What is expected: Return the rows unchanged, from the one containing "palm-base [584, 461, 592, 475]" through the one containing "palm-crown [652, 189, 737, 278]", both included.

Records shown:
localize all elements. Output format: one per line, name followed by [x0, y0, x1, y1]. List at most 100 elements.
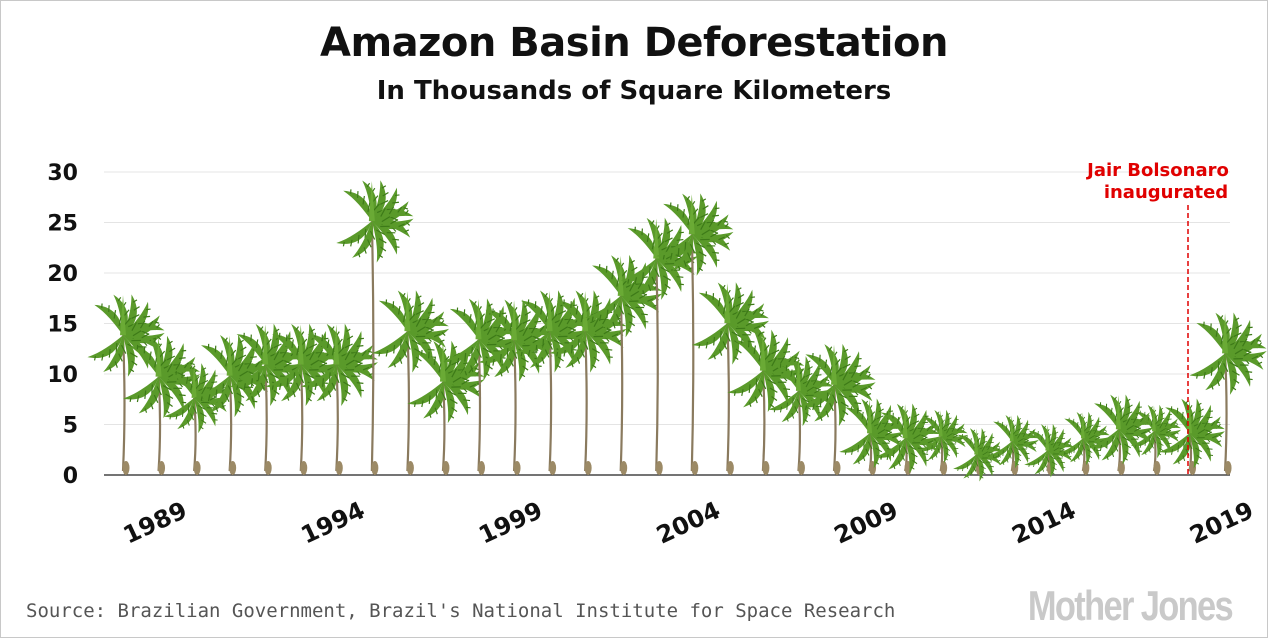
palm-base [584, 461, 592, 475]
palm-crown [581, 251, 666, 340]
palm-crown [403, 336, 488, 425]
palm-base [549, 461, 557, 475]
palm-tree-1998 [439, 294, 524, 475]
palm-crown [297, 319, 381, 408]
palm-crown [950, 425, 1006, 483]
palm-crown [765, 352, 837, 428]
palm-tree-2014 [1021, 421, 1077, 479]
palm-crown [1185, 308, 1268, 397]
palm-spike [1152, 405, 1156, 432]
palm-crown [1128, 402, 1183, 460]
palm-tree-1996 [368, 286, 453, 475]
palm-crown [439, 294, 524, 383]
palm-crown [652, 189, 737, 278]
palm-crown [160, 359, 233, 435]
palm-base [371, 461, 379, 475]
palm-spike [653, 218, 660, 259]
palm-spike [902, 404, 908, 439]
x-tick-label: 2014 [1008, 496, 1080, 550]
palm-spike [795, 356, 801, 391]
chart-subtitle: In Thousands of Square Kilometers [376, 76, 892, 106]
palm-base [406, 461, 414, 475]
palm-crown [545, 286, 630, 375]
palm-crown [261, 319, 346, 408]
palm-spike [759, 330, 766, 371]
palm-tree-2001 [545, 286, 630, 475]
gridlines [104, 171, 1230, 476]
palm-crown [723, 325, 808, 414]
palm-spike [617, 255, 624, 296]
palm-base [513, 461, 521, 475]
mother-jones-logo: Mother Jones [1027, 582, 1234, 629]
y-tick-label: 30 [47, 161, 78, 186]
palm-tree-1995 [332, 176, 417, 475]
palm-spike [867, 399, 873, 434]
palm-base [478, 461, 485, 475]
palm-tree-2005 [688, 278, 773, 475]
palm-base [193, 461, 201, 475]
x-tick-label: 1994 [297, 496, 369, 550]
y-tick-label: 15 [47, 313, 78, 338]
palm-base [797, 461, 805, 475]
x-tick-label: 1989 [119, 496, 191, 550]
palm-spike [262, 324, 269, 365]
palm-base [122, 461, 130, 475]
palm-spike [191, 363, 197, 398]
palm-tree-2012 [950, 425, 1006, 483]
palm-spike [1080, 412, 1085, 439]
palm-spike [120, 295, 126, 336]
palm-spike [1222, 313, 1229, 354]
palm-trunk [655, 258, 659, 472]
palm-spike [155, 336, 162, 377]
x-tick-label: 1999 [474, 496, 546, 550]
palm-crown [83, 290, 168, 379]
annotation-line1: Jair Bolsonaro [1085, 160, 1229, 181]
palm-base [264, 461, 272, 475]
palm-base [940, 461, 948, 475]
y-tick-label: 0 [63, 464, 78, 489]
palm-tree-2019 [1185, 308, 1268, 475]
palm-crown [190, 330, 275, 419]
palm-tree-2003 [617, 213, 701, 475]
palm-spike [938, 410, 943, 437]
palm-crown [794, 339, 879, 429]
palm-crown [474, 295, 559, 384]
chart-title: Amazon Basin Deforestation [320, 20, 948, 66]
palm-base [300, 461, 308, 475]
palm-base [158, 461, 166, 475]
palm-tree-1997 [403, 336, 488, 475]
palm-crown [119, 331, 204, 420]
palm-tree-1999 [474, 295, 559, 475]
palm-crown [332, 176, 417, 265]
palm-spike [1009, 415, 1014, 442]
palm-spike [1115, 395, 1121, 430]
palm-spike [226, 335, 233, 376]
palm-tree-2006 [723, 325, 808, 475]
palm-crown [368, 286, 453, 375]
palm-base [726, 461, 734, 475]
palm-spike [297, 324, 304, 365]
palm-base [620, 461, 628, 475]
palm-base [1153, 461, 1161, 475]
palm-trees [83, 176, 1268, 483]
y-tick-label: 10 [47, 363, 78, 388]
palm-base [1117, 461, 1125, 475]
palm-trunk [406, 331, 410, 472]
palm-spike [831, 344, 837, 385]
x-tick-label: 2019 [1185, 496, 1257, 550]
palm-tree-2017 [1128, 402, 1183, 475]
annotation-line2: inaugurated [1104, 182, 1228, 203]
palm-spike [475, 299, 482, 340]
y-tick-label: 25 [47, 212, 78, 237]
x-axis: 1989 1994 1999 2004 2009 2014 2019 [119, 496, 1258, 550]
palm-trunk [548, 331, 553, 472]
y-axis: 0 5 10 15 20 25 30 [47, 161, 78, 489]
palm-trunk [619, 295, 624, 472]
y-tick-label: 20 [47, 262, 78, 287]
palm-spike [404, 291, 411, 332]
palm-base [691, 461, 699, 475]
palm-spike [1045, 424, 1050, 451]
palm-tree-2007 [765, 352, 837, 475]
palm-tree-2008 [794, 339, 879, 475]
palm-crown [915, 407, 970, 465]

Result of the task:
palm-base [584, 461, 592, 475]
palm-crown [581, 251, 666, 340]
palm-crown [403, 336, 488, 425]
palm-base [549, 461, 557, 475]
palm-tree-1998 [439, 294, 524, 475]
palm-crown [297, 319, 381, 408]
palm-crown [950, 425, 1006, 483]
palm-crown [765, 352, 837, 428]
palm-tree-2014 [1021, 421, 1077, 479]
palm-crown [1185, 308, 1268, 397]
palm-spike [1152, 405, 1156, 432]
palm-crown [1128, 402, 1183, 460]
palm-tree-1996 [368, 286, 453, 475]
palm-crown [439, 294, 524, 383]
palm-crown [652, 189, 737, 278]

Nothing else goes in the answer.